■ **YOUR OBJECTIVE**
Quote each line of the records below verbatim, changing nothing.

## Begin RECORD EXTRACTS

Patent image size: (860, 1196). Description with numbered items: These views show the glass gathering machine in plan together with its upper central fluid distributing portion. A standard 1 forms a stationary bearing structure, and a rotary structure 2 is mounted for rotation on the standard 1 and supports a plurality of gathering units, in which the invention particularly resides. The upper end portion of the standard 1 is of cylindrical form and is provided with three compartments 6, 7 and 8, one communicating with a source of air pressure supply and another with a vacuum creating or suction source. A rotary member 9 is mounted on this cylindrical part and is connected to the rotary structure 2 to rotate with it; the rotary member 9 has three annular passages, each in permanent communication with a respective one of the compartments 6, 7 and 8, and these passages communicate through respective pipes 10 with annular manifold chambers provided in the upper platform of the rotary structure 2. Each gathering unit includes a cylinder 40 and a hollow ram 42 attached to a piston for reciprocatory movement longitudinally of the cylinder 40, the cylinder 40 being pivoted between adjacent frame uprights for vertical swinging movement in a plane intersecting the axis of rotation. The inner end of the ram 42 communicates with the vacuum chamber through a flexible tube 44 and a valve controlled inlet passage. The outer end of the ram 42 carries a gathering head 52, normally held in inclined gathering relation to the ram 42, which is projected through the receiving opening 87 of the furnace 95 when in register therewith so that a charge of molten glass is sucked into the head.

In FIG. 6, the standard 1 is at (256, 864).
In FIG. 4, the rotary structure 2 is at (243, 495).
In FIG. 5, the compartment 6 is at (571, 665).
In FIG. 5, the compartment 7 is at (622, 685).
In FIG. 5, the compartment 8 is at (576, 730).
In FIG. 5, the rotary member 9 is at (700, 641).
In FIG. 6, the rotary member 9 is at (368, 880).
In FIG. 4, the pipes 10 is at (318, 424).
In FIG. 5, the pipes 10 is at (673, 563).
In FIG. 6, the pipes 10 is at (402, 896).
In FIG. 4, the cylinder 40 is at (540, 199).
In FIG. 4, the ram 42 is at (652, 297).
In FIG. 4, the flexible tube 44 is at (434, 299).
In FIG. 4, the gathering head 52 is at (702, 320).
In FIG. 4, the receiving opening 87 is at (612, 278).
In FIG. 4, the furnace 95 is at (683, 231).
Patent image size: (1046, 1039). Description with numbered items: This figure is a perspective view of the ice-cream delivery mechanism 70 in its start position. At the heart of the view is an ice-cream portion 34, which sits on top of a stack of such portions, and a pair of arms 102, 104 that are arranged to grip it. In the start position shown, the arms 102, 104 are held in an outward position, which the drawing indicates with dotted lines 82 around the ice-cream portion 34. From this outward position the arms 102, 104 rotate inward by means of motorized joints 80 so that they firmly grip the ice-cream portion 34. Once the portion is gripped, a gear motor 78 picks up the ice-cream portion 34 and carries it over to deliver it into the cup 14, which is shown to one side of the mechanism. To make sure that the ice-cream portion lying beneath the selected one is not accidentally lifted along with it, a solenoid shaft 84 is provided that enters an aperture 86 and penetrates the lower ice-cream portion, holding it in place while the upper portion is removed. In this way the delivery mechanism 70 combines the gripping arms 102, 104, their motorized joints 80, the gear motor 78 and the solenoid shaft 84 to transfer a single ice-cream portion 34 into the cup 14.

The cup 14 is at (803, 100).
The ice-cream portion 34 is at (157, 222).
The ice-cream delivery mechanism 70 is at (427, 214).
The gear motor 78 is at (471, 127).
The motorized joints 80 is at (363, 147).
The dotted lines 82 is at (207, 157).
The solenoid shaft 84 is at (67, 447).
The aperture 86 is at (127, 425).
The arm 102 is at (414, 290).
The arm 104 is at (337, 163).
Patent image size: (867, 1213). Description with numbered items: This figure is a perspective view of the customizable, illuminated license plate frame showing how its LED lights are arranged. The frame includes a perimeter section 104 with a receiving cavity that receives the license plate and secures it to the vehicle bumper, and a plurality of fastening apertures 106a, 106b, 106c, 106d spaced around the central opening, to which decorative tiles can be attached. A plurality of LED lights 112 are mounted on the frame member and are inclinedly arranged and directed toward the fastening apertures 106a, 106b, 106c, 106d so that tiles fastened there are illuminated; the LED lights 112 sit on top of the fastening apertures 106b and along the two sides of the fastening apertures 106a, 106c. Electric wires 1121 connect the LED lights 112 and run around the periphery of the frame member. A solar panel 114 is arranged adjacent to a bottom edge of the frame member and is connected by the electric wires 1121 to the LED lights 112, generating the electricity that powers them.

## End RECORD EXTRACTS

■ **EXPECTED ANSWER**
Patent image size: (860, 1196). Description with numbered items: These views show the glass gathering machine in plan together with its upper central fluid distributing portion. A standard 1 forms a stationary bearing structure, and a rotary structure 2 is mounted for rotation on the standard 1 and supports a plurality of gathering units, in which the invention particularly resides. The upper end portion of the standard 1 is of cylindrical form and is provided with three compartments 6, 7 and 8, one communicating with a source of air pressure supply and another with a vacuum creating or suction source. A rotary member 9 is mounted on this cylindrical part and is connected to the rotary structure 2 to rotate with it; the rotary member 9 has three annular passages, each in permanent communication with a respective one of the compartments 6, 7 and 8, and these passages communicate through respective pipes 10 with annular manifold chambers provided in the upper platform of the rotary structure 2. Each gathering unit includes a cylinder 40 and a hollow ram 42 attached to a piston for reciprocatory movement longitudinally of the cylinder 40, the cylinder 40 being pivoted between adjacent frame uprights for vertical swinging movement in a plane intersecting the axis of rotation. The inner end of the ram 42 communicates with the vacuum chamber through a flexible tube 44 and a valve controlled inlet passage. The outer end of the ram 42 carries a gathering head 52, normally held in inclined gathering relation to the ram 42, which is projected through the receiving opening 87 of the furnace 95 when in register therewith so that a charge of molten glass is sucked into the head.

In FIG. 6, the standard 1 is at (256, 864).
In FIG. 4, the rotary structure 2 is at (243, 495).
In FIG. 5, the compartment 6 is at (571, 665).
In FIG. 5, the compartment 7 is at (622, 685).
In FIG. 5, the compartment 8 is at (576, 730).
In FIG. 5, the rotary member 9 is at (700, 641).
In FIG. 6, the rotary member 9 is at (368, 880).
In FIG. 4, the pipes 10 is at (318, 424).
In FIG. 5, the pipes 10 is at (673, 563).
In FIG. 6, the pipes 10 is at (402, 896).
In FIG. 4, the cylinder 40 is at (540, 199).
In FIG. 4, the ram 42 is at (652, 297).
In FIG. 4, the flexible tube 44 is at (434, 299).
In FIG. 4, the gathering head 52 is at (702, 320).
In FIG. 4, the receiving opening 87 is at (612, 278).
In FIG. 4, the furnace 95 is at (683, 231).
Patent image size: (1046, 1039). Description with numbered items: This figure is a perspective view of the ice-cream delivery mechanism 70 in its start position. At the heart of the view is an ice-cream portion 34, which sits on top of a stack of such portions, and a pair of arms 102, 104 that are arranged to grip it. In the start position shown, the arms 102, 104 are held in an outward position, which the drawing indicates with dotted lines 82 around the ice-cream portion 34. From this outward position the arms 102, 104 rotate inward by means of motorized joints 80 so that they firmly grip the ice-cream portion 34. Once the portion is gripped, a gear motor 78 picks up the ice-cream portion 34 and carries it over to deliver it into the cup 14, which is shown to one side of the mechanism. To make sure that the ice-cream portion lying beneath the selected one is not accidentally lifted along with it, a solenoid shaft 84 is provided that enters an aperture 86 and penetrates the lower ice-cream portion, holding it in place while the upper portion is removed. In this way the delivery mechanism 70 combines the gripping arms 102, 104, their motorized joints 80, the gear motor 78 and the solenoid shaft 84 to transfer a single ice-cream portion 34 into the cup 14.

The cup 14 is at (803, 100).
The ice-cream portion 34 is at (157, 222).
The ice-cream delivery mechanism 70 is at (427, 214).
The gear motor 78 is at (471, 127).
The motorized joints 80 is at (363, 147).
The dotted lines 82 is at (207, 157).
The solenoid shaft 84 is at (67, 447).
The aperture 86 is at (127, 425).
The arm 102 is at (414, 290).
The arm 104 is at (337, 163).
Patent image size: (867, 1213). Description with numbered items: This figure is a perspective view of the customizable, illuminated license plate frame showing how its LED lights are arranged. The frame includes a perimeter section 104 with a receiving cavity that receives the license plate and secures it to the vehicle bumper, and a plurality of fastening apertures 106a, 106b, 106c, 106d spaced around the central opening, to which decorative tiles can be attached. A plurality of LED lights 112 are mounted on the frame member and are inclinedly arranged and directed toward the fastening apertures 106a, 106b, 106c, 106d so that tiles fastened there are illuminated; the LED lights 112 sit on top of the fastening apertures 106b and along the two sides of the fastening apertures 106a, 106c. Electric wires 1121 connect the LED lights 112 and run around the periphery of the frame member. A solar panel 114 is arranged adjacent to a bottom edge of the frame member and is connected by the electric wires 1121 to the LED lights 112, generating the electricity that powers them.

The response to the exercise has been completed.